--- Start ---

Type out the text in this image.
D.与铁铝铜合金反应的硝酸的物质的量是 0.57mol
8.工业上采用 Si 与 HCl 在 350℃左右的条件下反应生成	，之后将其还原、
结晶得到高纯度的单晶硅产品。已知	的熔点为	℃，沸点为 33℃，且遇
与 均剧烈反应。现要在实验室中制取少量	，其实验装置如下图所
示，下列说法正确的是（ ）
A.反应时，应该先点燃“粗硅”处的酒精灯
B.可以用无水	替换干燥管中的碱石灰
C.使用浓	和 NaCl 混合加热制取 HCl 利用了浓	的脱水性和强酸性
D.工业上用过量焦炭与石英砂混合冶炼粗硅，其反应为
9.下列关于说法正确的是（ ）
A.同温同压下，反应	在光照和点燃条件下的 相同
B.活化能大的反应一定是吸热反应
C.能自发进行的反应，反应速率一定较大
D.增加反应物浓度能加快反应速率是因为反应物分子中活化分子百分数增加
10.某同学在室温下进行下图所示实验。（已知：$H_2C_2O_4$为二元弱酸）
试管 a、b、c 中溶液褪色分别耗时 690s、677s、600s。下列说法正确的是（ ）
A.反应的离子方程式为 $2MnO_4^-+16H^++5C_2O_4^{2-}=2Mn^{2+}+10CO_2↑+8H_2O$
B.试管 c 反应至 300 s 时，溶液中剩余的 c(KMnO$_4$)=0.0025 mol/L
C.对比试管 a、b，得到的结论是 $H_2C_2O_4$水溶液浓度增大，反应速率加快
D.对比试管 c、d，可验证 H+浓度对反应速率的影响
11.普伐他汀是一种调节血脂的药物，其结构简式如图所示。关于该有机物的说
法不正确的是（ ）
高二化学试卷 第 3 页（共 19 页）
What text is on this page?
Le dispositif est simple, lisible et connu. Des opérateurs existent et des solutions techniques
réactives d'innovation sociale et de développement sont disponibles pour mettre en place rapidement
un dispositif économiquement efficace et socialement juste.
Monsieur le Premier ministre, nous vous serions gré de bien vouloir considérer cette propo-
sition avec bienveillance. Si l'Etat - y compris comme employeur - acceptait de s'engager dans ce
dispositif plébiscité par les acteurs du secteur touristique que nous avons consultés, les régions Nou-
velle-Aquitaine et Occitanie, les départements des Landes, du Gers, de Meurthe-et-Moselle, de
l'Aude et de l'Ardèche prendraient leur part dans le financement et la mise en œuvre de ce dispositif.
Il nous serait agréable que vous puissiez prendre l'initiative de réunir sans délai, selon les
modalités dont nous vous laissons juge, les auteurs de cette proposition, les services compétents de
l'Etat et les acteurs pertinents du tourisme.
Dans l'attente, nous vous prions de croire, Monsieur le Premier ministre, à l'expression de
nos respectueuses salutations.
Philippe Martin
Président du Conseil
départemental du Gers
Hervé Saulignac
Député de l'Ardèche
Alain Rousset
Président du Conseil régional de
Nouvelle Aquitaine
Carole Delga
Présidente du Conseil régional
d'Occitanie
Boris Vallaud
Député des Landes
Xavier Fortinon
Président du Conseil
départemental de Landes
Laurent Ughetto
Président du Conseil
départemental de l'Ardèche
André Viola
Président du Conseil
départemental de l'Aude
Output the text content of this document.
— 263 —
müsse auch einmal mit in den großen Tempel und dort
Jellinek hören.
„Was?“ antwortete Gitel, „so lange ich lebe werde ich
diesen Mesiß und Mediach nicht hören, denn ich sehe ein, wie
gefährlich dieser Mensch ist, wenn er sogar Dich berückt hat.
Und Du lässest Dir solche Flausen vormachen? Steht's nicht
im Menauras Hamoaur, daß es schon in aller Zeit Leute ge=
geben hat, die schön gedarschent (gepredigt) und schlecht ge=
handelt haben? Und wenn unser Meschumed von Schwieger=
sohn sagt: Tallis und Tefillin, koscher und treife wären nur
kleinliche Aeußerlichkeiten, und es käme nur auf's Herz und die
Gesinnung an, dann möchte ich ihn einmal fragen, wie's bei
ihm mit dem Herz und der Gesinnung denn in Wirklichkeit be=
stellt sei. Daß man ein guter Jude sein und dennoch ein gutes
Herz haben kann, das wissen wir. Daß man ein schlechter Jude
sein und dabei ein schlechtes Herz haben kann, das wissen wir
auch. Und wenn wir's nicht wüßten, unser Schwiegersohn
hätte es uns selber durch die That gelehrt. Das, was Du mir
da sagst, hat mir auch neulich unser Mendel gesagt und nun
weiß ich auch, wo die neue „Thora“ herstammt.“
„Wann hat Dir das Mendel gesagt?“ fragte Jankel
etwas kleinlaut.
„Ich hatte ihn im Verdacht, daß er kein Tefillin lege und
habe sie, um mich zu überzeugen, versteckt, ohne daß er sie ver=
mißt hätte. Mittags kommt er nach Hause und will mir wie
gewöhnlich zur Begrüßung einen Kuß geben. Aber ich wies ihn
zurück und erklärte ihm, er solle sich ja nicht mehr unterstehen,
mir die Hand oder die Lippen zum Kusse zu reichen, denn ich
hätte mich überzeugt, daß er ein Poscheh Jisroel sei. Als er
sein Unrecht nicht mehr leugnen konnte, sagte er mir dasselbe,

--- End ---
--- Start ---

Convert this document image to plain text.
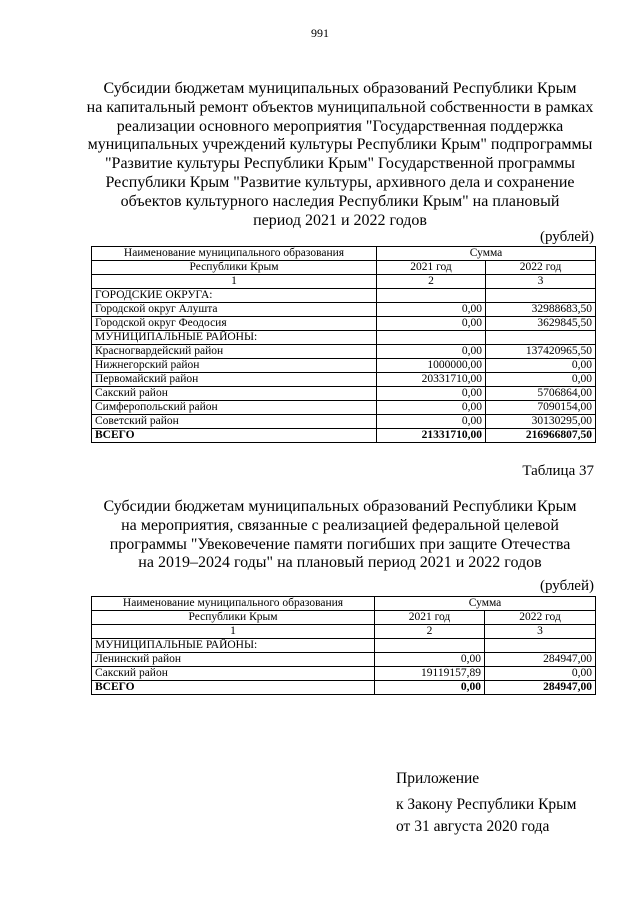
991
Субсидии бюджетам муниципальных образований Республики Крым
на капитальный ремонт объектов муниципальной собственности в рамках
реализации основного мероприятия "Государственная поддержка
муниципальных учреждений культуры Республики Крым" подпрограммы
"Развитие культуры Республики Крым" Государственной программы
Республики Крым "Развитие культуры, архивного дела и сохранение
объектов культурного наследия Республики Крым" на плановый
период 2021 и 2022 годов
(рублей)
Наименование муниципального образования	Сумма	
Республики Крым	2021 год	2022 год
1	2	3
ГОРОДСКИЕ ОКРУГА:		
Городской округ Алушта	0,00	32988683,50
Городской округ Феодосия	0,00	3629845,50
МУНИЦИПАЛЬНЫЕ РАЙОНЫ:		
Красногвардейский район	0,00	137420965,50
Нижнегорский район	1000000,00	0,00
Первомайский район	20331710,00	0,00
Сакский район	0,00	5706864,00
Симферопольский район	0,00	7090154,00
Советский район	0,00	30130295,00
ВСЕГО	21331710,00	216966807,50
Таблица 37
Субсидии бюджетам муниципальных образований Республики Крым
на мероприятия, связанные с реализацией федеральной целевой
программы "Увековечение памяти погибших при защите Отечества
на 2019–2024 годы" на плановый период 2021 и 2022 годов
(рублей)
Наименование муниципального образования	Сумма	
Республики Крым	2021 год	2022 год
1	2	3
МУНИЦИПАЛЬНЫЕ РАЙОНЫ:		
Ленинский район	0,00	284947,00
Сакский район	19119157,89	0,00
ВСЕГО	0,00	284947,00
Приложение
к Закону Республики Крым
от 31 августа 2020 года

--- End ---

## What to produce
Identify and extract each line of the listing that contains "auch".

## Correct result
müsse auch einmal mit in den großen Tempel und dort
auch. Und wenn wir's nicht wüßten, unser Schwiegersohn
da sagst, hat mir auch neulich unser Mendel gesagt und nun
weiß ich auch, wo die neue „Thora“ herstammt.“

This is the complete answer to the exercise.